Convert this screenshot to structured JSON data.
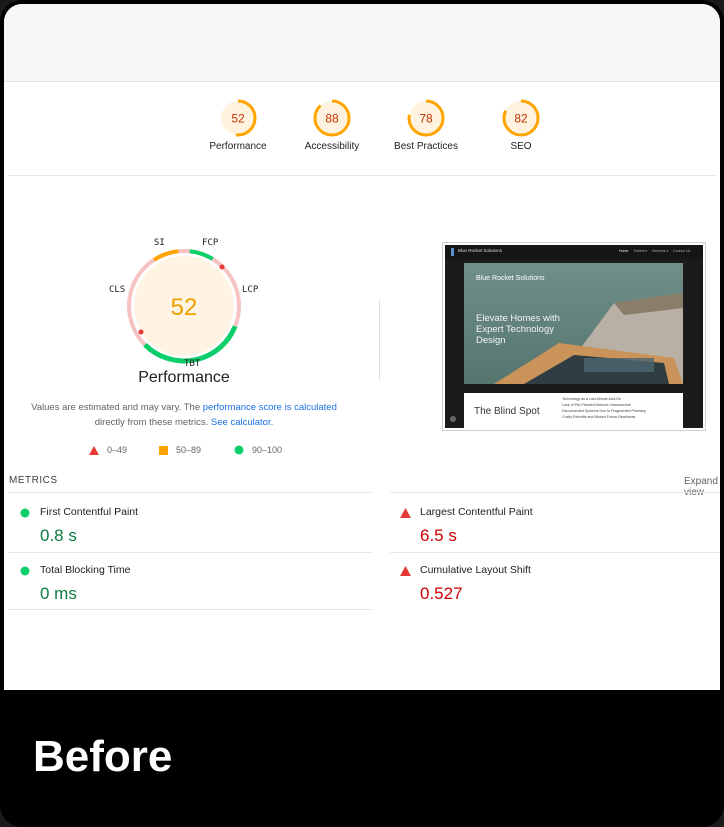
{
  "categories": [
    {
      "score": "52",
      "label": "Performance",
      "fraction": 0.52,
      "status": "average"
    },
    {
      "score": "88",
      "label": "Accessibility",
      "fraction": 0.88,
      "status": "average"
    },
    {
      "score": "78",
      "label": "Best Practices",
      "fraction": 0.78,
      "status": "average"
    },
    {
      "score": "82",
      "label": "SEO",
      "fraction": 0.82,
      "status": "average"
    }
  ],
  "gauge": {
    "score": "52",
    "title": "Performance",
    "labels": {
      "si": "SI",
      "fcp": "FCP",
      "lcp": "LCP",
      "tbt": "TBT",
      "cls": "CLS"
    }
  },
  "note": {
    "text1": "Values are estimated and may vary. The ",
    "link1": "performance score is calculated",
    "text2": "directly from these metrics. ",
    "link2": "See calculator."
  },
  "legend": {
    "fail": "0–49",
    "average": "50–89",
    "pass": "90–100"
  },
  "screenshot": {
    "brand": "Blue Rocket Solutions",
    "nav": [
      "Home",
      "Partners",
      "Services ▾",
      "Contact Us"
    ],
    "hero_brand": "Blue Rocket Solutions",
    "hero_headline": "Elevate Homes with Expert Technology Design",
    "blind_spot_title": "The Blind Spot",
    "blind_spot_lines": [
      "Technology as a Last-Minute Add-On",
      "Lack of Pre-Planned Network Infrastructure",
      "Disconnected Systems Due to Fragmented Planning",
      "Costly Retrofits and Missed Future-Readiness"
    ]
  },
  "metrics": {
    "header": "METRICS",
    "expand": "Expand view",
    "items": [
      {
        "name": "First Contentful Paint",
        "value": "0.8 s",
        "status": "pass"
      },
      {
        "name": "Largest Contentful Paint",
        "value": "6.5 s",
        "status": "fail"
      },
      {
        "name": "Total Blocking Time",
        "value": "0 ms",
        "status": "pass"
      },
      {
        "name": "Cumulative Layout Shift",
        "value": "0.527",
        "status": "fail"
      }
    ]
  },
  "caption": "Before",
  "colors": {
    "pass": "#0cce6b",
    "average": "#ffa400",
    "fail": "#ff4e42",
    "avg_text": "#c33300",
    "pass_text": "#0c7a3e",
    "fail_text": "#cc0000"
  }
}
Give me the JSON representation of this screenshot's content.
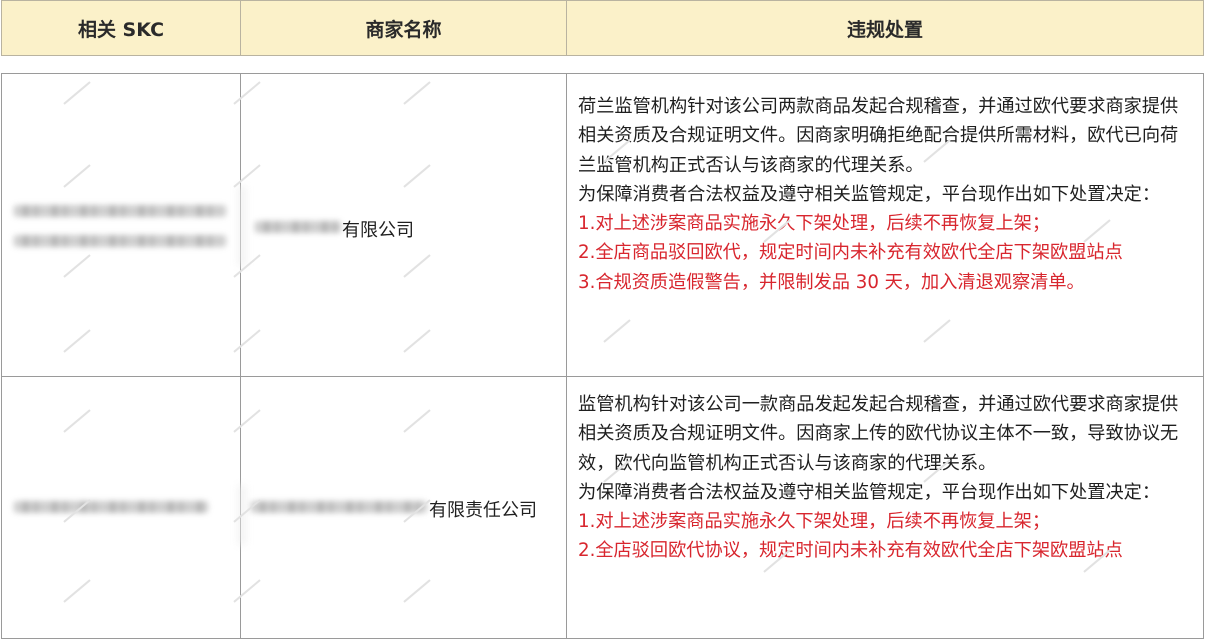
{
  "header": {
    "col_skc": "相关 SKC",
    "col_merchant": "商家名称",
    "col_action": "违规处置"
  },
  "rows": [
    {
      "merchant_suffix": "有限公司",
      "lines": [
        "荷兰监管机构针对该公司两款商品发起合规稽查，并通过欧代要求商家提供相关资质及合规证明文件。因商家明确拒绝配合提供所需材料，欧代已向荷兰监管机构正式否认与该商家的代理关系。",
        "为保障消费者合法权益及遵守相关监管规定，平台现作出如下处置决定："
      ],
      "actions": [
        "1.对上述涉案商品实施永久下架处理，后续不再恢复上架；",
        "2.全店商品驳回欧代，规定时间内未补充有效欧代全店下架欧盟站点",
        "3.合规资质造假警告，并限制发品 30 天，加入清退观察清单。"
      ]
    },
    {
      "merchant_suffix": "有限责任公司",
      "lines": [
        "监管机构针对该公司一款商品发起发起合规稽查，并通过欧代要求商家提供相关资质及合规证明文件。因商家上传的欧代协议主体不一致，导致协议无效，欧代向监管机构正式否认与该商家的代理关系。",
        "为保障消费者合法权益及遵守相关监管规定，平台现作出如下处置决定："
      ],
      "actions": [
        "1.对上述涉案商品实施永久下架处理，后续不再恢复上架；",
        "2.全店驳回欧代协议，规定时间内未补充有效欧代全店下架欧盟站点"
      ]
    }
  ],
  "colors": {
    "header_bg": "#fbf1c9",
    "action_red": "#d8262e",
    "border": "#9a9a9a"
  }
}
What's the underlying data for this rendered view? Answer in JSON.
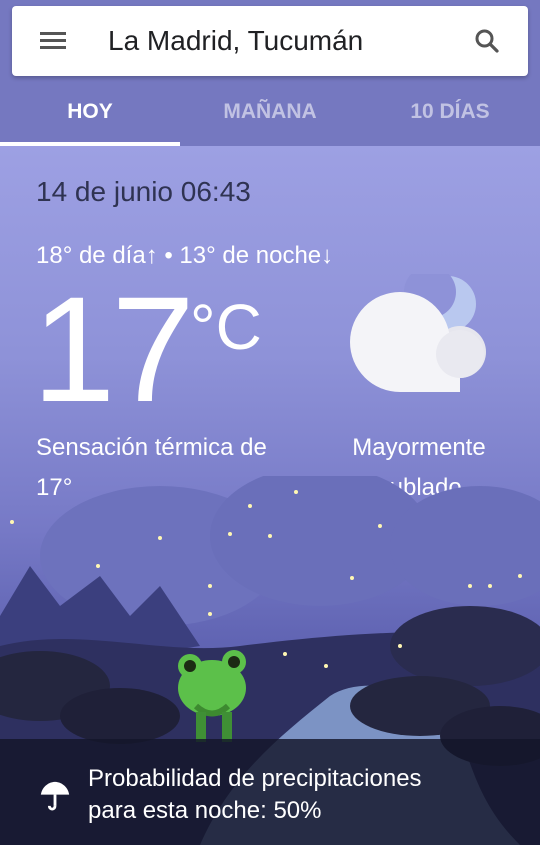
{
  "search": {
    "location": "La Madrid, Tucumán"
  },
  "tabs": [
    {
      "label": "HOY",
      "active": true
    },
    {
      "label": "MAÑANA",
      "active": false
    },
    {
      "label": "10 DÍAS",
      "active": false
    }
  ],
  "weather": {
    "date_time": "14 de junio 06:43",
    "high_low": "18° de día↑ • 13° de noche↓",
    "temperature": "17",
    "unit": "°C",
    "feels_like_line1": "Sensación térmica de",
    "feels_like_line2": "17°",
    "condition_line1": "Mayormente",
    "condition_line2": "nublado",
    "condition_icon": "partly-cloudy-night-icon"
  },
  "footer": {
    "icon": "umbrella-icon",
    "precip_line1": "Probabilidad de precipitaciones",
    "precip_line2": "para esta noche: 50%"
  },
  "colors": {
    "appbar": "#7578c0",
    "sky_top": "#9da0e3",
    "frog": "#5cc04a"
  }
}
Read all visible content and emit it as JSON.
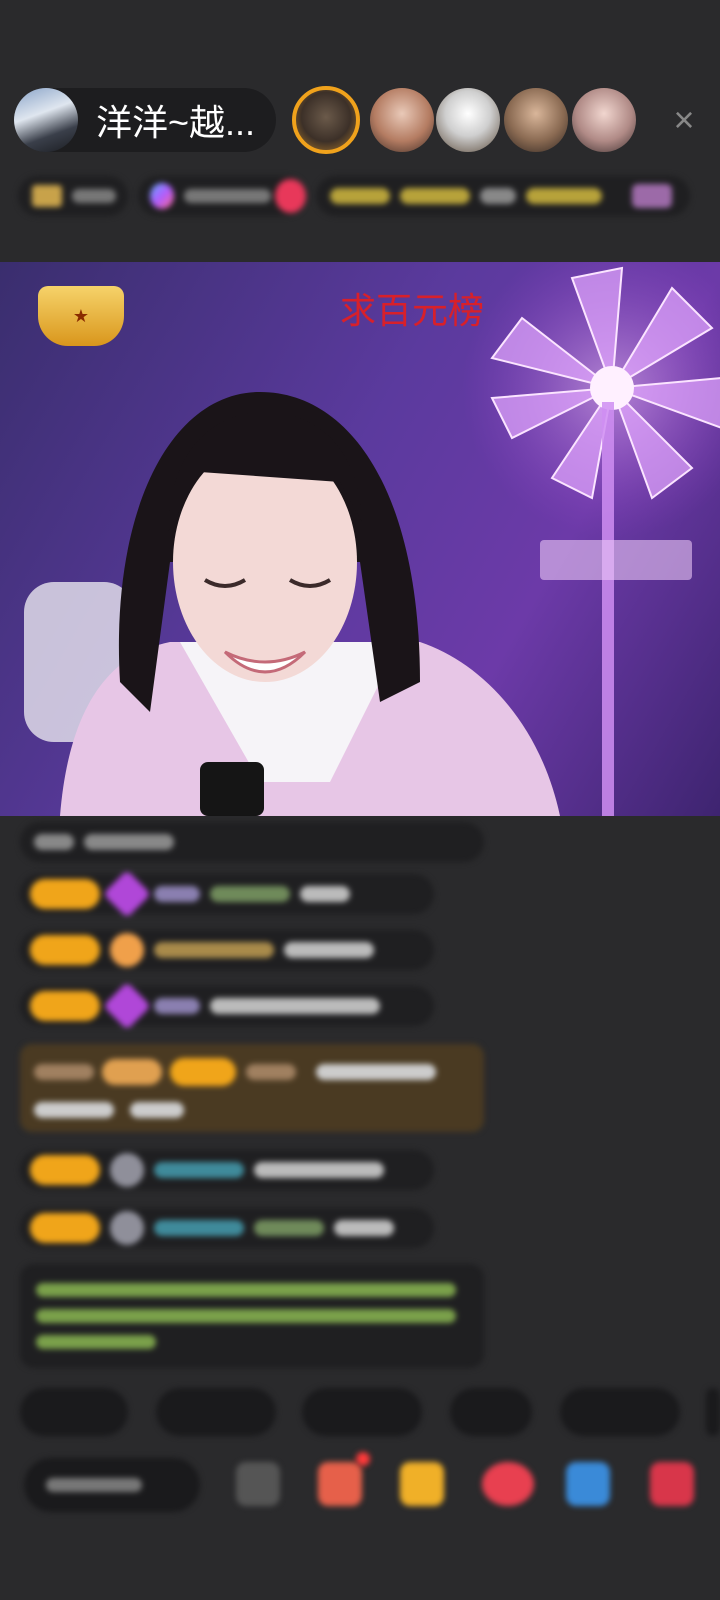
{
  "header": {
    "host_name": "洋洋~越...",
    "close_symbol": "×"
  },
  "video": {
    "caption": "求百元榜"
  },
  "colors": {
    "level_badge": "#f0a51a",
    "accent_red": "#d8202a",
    "background": "#2a2a2c"
  }
}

◆ **Description of the task**
Every line in the data that holds "Solutions" should be copied out.

◆ **Solution to the problem**
    "brand": "Blue Rocket Solutions",
    "hero_brand": "Blue Rocket Solutions",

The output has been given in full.